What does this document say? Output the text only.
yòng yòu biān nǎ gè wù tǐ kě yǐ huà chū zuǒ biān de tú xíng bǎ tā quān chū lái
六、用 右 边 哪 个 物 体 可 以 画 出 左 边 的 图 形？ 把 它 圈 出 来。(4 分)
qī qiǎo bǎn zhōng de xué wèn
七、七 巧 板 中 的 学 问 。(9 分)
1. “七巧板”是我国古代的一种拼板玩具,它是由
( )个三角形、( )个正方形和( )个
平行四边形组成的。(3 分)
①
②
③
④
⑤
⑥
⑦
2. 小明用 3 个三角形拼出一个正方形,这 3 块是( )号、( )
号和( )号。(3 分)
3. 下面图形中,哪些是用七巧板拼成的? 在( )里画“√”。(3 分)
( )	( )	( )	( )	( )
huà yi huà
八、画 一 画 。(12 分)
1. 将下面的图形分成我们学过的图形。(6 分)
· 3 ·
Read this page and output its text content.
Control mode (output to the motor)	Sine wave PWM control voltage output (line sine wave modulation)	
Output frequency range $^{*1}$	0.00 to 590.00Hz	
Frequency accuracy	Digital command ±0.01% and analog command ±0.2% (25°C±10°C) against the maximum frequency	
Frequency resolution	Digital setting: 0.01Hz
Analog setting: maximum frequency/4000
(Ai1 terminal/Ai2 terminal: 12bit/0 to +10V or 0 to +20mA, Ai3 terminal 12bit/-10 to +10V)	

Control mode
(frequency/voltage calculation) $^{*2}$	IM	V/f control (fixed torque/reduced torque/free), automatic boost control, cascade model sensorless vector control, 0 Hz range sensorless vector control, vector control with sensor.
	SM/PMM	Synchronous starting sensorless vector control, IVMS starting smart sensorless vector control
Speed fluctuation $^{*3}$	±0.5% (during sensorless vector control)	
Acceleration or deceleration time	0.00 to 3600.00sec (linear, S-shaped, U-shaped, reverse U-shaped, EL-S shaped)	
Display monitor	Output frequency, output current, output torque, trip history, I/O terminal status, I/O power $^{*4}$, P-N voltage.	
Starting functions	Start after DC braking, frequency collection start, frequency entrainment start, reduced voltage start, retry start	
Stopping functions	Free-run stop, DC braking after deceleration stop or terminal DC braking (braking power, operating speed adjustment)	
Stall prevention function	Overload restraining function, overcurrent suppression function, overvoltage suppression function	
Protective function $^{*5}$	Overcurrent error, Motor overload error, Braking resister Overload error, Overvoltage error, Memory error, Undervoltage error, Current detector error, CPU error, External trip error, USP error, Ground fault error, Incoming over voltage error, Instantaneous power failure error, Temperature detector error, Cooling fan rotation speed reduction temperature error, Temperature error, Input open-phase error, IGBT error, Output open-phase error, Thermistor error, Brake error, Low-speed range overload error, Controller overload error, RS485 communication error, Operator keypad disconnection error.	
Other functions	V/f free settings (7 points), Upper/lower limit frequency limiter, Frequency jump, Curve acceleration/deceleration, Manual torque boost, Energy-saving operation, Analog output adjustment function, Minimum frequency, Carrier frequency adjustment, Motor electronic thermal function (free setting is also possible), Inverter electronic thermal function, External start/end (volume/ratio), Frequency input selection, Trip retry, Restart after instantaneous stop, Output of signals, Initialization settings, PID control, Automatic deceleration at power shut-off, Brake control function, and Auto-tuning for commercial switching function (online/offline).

___

- **What the task requires**: Write each line above out exactly.

- **Expected output**:
What does this document say? Output the text only.
yòng yòu biān nǎ gè wù tǐ kě yǐ huà chū zuǒ biān de tú xíng bǎ tā quān chū lái
六、用 右 边 哪 个 物 体 可 以 画 出 左 边 的 图 形？ 把 它 圈 出 来。(4 分)
qī qiǎo bǎn zhōng de xué wèn
七、七 巧 板 中 的 学 问 。(9 分)
1. “七巧板”是我国古代的一种拼板玩具,它是由
( )个三角形、( )个正方形和( )个
平行四边形组成的。(3 分)
①
②
③
④
⑤
⑥
⑦
2. 小明用 3 个三角形拼出一个正方形,这 3 块是( )号、( )
号和( )号。(3 分)
3. 下面图形中,哪些是用七巧板拼成的? 在( )里画“√”。(3 分)
( )	( )	( )	( )	( )
huà yi huà
八、画 一 画 。(12 分)
1. 将下面的图形分成我们学过的图形。(6 分)
· 3 ·
Read this page and output its text content.
Control mode (output to the motor)	Sine wave PWM control voltage output (line sine wave modulation)	
Output frequency range $^{*1}$	0.00 to 590.00Hz	
Frequency accuracy	Digital command ±0.01% and analog command ±0.2% (25°C±10°C) against the maximum frequency	
Frequency resolution	Digital setting: 0.01Hz
Analog setting: maximum frequency/4000
(Ai1 terminal/Ai2 terminal: 12bit/0 to +10V or 0 to +20mA, Ai3 terminal 12bit/-10 to +10V)	

Control mode
(frequency/voltage calculation) $^{*2}$	IM	V/f control (fixed torque/reduced torque/free), automatic boost control, cascade model sensorless vector control, 0 Hz range sensorless vector control, vector control with sensor.
	SM/PMM	Synchronous starting sensorless vector control, IVMS starting smart sensorless vector control
Speed fluctuation $^{*3}$	±0.5% (during sensorless vector control)	
Acceleration or deceleration time	0.00 to 3600.00sec (linear, S-shaped, U-shaped, reverse U-shaped, EL-S shaped)	
Display monitor	Output frequency, output current, output torque, trip history, I/O terminal status, I/O power $^{*4}$, P-N voltage.	
Starting functions	Start after DC braking, frequency collection start, frequency entrainment start, reduced voltage start, retry start	
Stopping functions	Free-run stop, DC braking after deceleration stop or terminal DC braking (braking power, operating speed adjustment)	
Stall prevention function	Overload restraining function, overcurrent suppression function, overvoltage suppression function	
Protective function $^{*5}$	Overcurrent error, Motor overload error, Braking resister Overload error, Overvoltage error, Memory error, Undervoltage error, Current detector error, CPU error, External trip error, USP error, Ground fault error, Incoming over voltage error, Instantaneous power failure error, Temperature detector error, Cooling fan rotation speed reduction temperature error, Temperature error, Input open-phase error, IGBT error, Output open-phase error, Thermistor error, Brake error, Low-speed range overload error, Controller overload error, RS485 communication error, Operator keypad disconnection error.	
Other functions	V/f free settings (7 points), Upper/lower limit frequency limiter, Frequency jump, Curve acceleration/deceleration, Manual torque boost, Energy-saving operation, Analog output adjustment function, Minimum frequency, Carrier frequency adjustment, Motor electronic thermal function (free setting is also possible), Inverter electronic thermal function, External start/end (volume/ratio), Frequency input selection, Trip retry, Restart after instantaneous stop, Output of signals, Initialization settings, PID control, Automatic deceleration at power shut-off, Brake control function, and Auto-tuning for commercial switching function (online/offline).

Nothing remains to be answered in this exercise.